== Exercise inputs ==

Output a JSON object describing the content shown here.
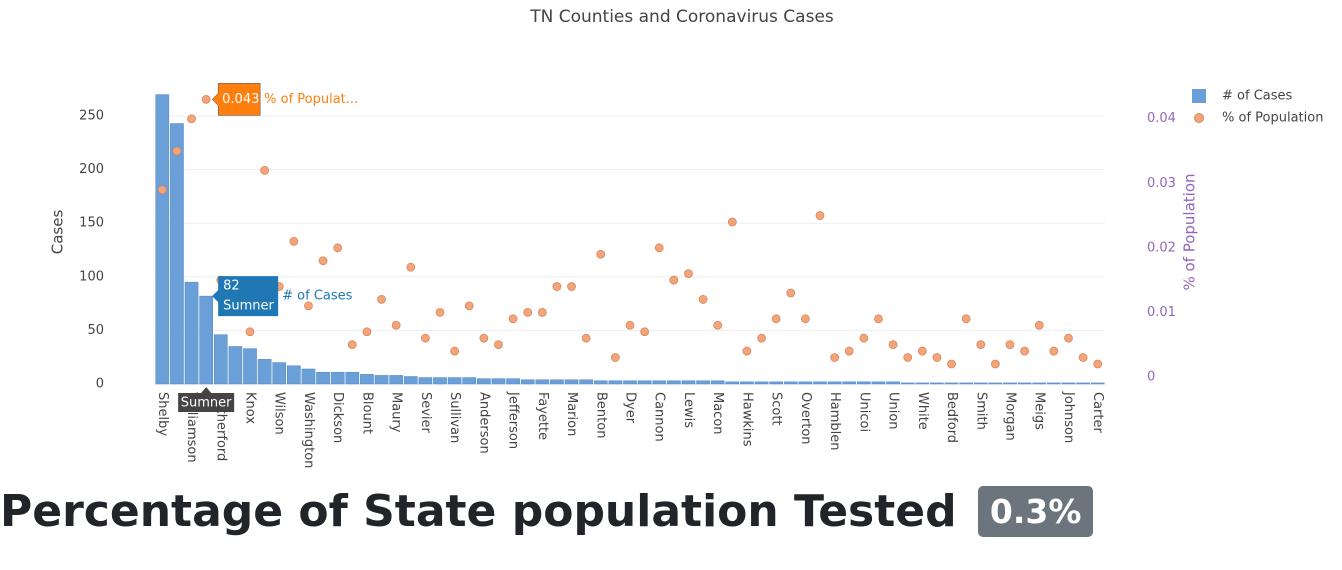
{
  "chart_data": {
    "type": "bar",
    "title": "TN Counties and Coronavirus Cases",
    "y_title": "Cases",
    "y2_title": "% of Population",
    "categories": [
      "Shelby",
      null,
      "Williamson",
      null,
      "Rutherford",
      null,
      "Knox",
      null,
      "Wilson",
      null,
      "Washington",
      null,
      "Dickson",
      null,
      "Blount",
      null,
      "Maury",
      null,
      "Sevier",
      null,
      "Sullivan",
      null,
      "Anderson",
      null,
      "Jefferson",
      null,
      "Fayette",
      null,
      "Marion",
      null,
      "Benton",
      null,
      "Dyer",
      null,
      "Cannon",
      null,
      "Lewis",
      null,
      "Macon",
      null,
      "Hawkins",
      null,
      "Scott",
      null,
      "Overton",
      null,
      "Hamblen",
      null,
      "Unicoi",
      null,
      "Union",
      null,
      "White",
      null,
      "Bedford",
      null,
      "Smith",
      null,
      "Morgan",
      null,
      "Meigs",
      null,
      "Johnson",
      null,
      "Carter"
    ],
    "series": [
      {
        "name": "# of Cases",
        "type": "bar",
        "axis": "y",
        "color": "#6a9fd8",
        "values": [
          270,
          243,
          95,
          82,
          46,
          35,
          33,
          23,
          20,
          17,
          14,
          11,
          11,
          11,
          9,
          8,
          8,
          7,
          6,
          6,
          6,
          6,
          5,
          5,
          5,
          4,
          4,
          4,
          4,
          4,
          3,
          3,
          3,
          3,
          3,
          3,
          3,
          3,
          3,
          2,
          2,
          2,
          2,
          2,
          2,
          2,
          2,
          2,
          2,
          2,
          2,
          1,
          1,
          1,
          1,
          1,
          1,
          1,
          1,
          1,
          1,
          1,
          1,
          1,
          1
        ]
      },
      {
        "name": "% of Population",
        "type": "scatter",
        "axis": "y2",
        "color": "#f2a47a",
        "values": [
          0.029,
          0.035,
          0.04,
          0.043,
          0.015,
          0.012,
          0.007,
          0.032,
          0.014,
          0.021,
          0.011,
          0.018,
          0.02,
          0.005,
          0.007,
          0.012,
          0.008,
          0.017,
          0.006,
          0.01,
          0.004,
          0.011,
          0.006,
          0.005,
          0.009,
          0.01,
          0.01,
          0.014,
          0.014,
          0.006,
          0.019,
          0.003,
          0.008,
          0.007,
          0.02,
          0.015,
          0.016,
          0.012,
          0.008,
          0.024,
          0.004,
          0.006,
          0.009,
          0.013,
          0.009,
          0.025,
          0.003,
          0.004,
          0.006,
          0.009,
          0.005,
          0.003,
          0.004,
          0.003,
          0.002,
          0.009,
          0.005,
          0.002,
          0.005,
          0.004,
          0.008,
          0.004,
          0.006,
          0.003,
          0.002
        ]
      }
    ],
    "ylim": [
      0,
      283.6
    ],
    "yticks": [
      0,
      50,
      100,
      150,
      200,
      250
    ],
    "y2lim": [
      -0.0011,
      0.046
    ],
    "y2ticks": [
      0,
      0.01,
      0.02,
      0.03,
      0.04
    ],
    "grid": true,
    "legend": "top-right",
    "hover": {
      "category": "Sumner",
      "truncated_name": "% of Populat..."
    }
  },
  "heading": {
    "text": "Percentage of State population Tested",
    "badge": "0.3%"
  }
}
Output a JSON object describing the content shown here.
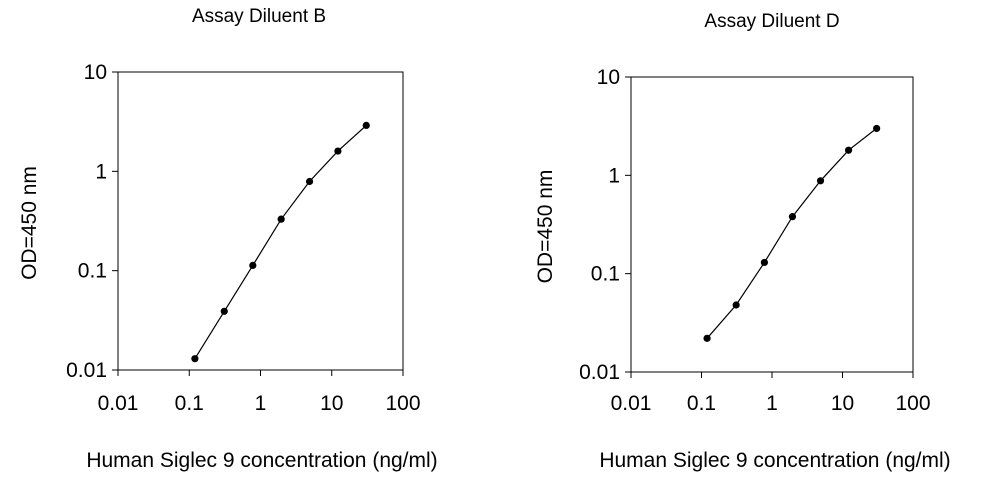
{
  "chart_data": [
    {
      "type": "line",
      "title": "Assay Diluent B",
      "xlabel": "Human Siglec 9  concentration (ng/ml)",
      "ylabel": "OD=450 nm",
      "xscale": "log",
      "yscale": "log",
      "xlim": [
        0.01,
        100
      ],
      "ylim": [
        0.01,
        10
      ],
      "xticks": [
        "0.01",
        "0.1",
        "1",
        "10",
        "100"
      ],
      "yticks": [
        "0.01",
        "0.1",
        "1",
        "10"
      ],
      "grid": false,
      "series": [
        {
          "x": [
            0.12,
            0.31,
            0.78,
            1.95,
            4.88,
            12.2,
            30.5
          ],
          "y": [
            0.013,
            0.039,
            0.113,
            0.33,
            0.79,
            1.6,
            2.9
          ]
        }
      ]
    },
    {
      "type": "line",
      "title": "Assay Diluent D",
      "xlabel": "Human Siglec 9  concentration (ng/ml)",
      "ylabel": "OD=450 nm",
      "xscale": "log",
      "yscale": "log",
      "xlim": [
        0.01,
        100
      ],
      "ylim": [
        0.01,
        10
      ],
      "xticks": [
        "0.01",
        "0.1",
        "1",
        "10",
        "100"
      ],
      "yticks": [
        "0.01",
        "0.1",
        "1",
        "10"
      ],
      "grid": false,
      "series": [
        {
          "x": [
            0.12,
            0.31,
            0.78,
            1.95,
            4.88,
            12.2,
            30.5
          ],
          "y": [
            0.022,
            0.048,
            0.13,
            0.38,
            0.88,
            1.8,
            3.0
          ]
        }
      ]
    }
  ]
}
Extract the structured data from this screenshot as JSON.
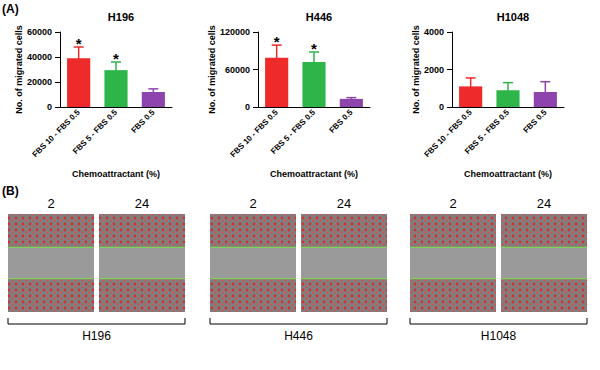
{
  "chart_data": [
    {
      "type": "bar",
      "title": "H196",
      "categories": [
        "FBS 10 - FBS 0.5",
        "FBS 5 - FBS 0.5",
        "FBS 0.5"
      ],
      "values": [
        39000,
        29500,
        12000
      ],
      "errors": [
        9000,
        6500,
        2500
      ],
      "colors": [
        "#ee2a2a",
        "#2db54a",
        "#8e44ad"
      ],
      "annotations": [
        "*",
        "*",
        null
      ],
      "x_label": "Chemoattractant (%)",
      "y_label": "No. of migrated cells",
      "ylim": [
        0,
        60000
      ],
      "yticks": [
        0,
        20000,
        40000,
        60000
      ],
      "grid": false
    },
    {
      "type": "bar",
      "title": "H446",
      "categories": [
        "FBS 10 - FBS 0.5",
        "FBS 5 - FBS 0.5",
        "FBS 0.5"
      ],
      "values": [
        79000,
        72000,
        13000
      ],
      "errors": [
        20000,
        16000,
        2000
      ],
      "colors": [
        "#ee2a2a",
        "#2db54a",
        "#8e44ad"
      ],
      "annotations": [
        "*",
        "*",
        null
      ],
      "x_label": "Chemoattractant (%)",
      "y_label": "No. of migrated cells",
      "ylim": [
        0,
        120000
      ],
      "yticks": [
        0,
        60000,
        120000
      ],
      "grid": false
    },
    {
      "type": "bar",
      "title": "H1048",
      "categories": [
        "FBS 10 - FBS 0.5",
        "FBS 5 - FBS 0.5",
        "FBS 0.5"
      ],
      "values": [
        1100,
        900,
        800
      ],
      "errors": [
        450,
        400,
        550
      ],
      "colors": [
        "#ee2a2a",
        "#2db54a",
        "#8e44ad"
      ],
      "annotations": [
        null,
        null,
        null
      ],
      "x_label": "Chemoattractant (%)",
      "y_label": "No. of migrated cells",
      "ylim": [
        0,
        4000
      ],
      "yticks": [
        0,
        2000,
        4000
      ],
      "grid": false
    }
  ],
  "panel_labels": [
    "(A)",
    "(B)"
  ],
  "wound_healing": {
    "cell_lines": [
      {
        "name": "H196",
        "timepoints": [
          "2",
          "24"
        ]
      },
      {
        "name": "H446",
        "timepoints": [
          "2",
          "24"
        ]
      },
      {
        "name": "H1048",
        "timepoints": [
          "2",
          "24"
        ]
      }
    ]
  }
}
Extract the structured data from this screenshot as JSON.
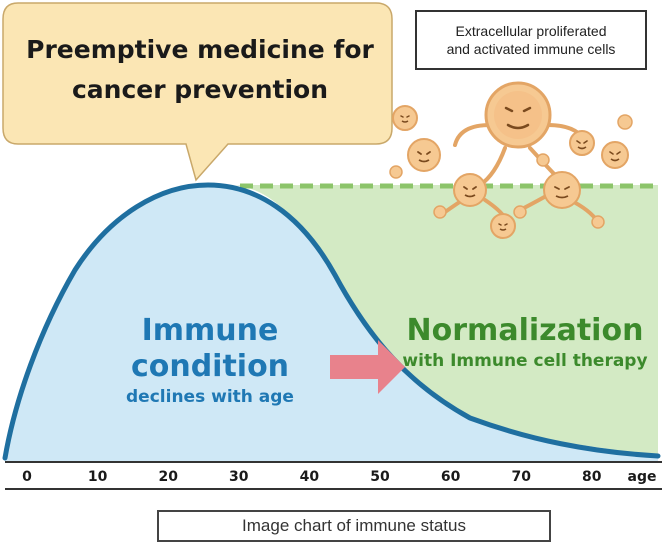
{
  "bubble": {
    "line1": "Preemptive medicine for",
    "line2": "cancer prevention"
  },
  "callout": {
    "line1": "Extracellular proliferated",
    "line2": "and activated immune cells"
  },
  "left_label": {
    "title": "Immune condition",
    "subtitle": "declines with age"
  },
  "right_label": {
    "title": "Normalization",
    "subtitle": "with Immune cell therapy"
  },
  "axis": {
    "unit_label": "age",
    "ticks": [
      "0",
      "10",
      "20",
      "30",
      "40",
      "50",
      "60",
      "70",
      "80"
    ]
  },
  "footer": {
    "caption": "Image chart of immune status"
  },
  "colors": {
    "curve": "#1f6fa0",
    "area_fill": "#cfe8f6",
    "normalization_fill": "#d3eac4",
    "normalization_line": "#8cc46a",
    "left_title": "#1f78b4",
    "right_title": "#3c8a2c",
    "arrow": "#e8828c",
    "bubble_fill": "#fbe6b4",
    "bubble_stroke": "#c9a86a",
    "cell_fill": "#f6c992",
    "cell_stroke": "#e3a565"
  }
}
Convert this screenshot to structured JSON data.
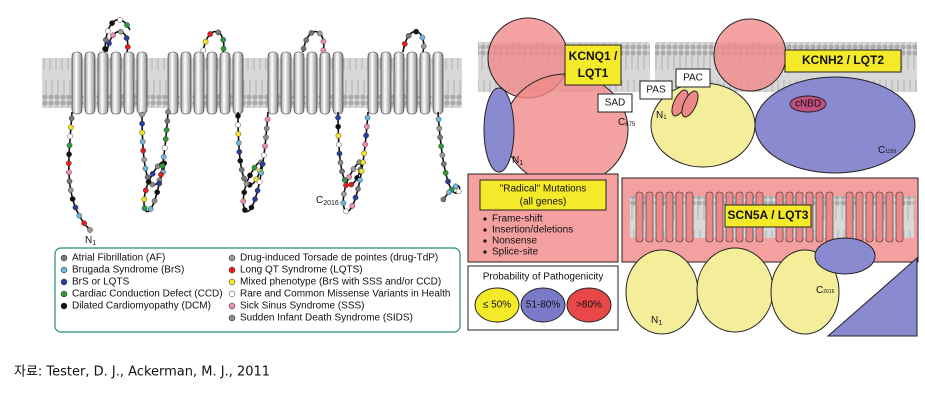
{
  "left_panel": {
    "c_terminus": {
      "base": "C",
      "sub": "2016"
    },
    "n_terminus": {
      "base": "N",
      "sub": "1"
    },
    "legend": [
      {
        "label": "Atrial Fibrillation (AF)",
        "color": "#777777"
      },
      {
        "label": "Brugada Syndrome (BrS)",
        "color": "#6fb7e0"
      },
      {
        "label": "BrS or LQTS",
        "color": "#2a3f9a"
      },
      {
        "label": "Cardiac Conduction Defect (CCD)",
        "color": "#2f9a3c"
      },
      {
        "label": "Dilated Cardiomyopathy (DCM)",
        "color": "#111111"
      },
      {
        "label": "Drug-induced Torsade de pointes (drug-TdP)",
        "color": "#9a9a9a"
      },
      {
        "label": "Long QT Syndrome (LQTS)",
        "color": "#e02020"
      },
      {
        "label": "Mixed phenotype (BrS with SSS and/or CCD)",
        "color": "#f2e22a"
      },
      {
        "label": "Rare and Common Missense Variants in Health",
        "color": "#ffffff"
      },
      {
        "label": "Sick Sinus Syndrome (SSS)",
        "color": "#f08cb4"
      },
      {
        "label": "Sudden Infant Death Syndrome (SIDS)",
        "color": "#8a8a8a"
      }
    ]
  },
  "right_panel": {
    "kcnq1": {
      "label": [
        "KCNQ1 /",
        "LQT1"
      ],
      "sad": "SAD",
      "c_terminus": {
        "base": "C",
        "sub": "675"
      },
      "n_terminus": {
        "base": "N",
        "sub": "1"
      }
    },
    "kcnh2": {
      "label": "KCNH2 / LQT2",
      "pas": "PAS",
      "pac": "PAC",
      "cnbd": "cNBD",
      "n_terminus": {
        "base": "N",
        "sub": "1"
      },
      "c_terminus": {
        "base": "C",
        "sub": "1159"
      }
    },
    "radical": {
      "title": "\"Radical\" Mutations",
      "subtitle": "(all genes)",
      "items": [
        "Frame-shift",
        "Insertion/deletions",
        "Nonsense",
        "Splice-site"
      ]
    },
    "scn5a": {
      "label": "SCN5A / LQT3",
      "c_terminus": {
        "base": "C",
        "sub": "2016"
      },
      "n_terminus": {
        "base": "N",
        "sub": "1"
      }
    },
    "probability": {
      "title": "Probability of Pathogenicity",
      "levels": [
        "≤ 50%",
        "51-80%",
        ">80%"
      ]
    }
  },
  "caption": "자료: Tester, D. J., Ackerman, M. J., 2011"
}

== Problem to work on ==
In the entries above, work out how many lines contain the string "Assay", and give only that number.

== Output below ==
2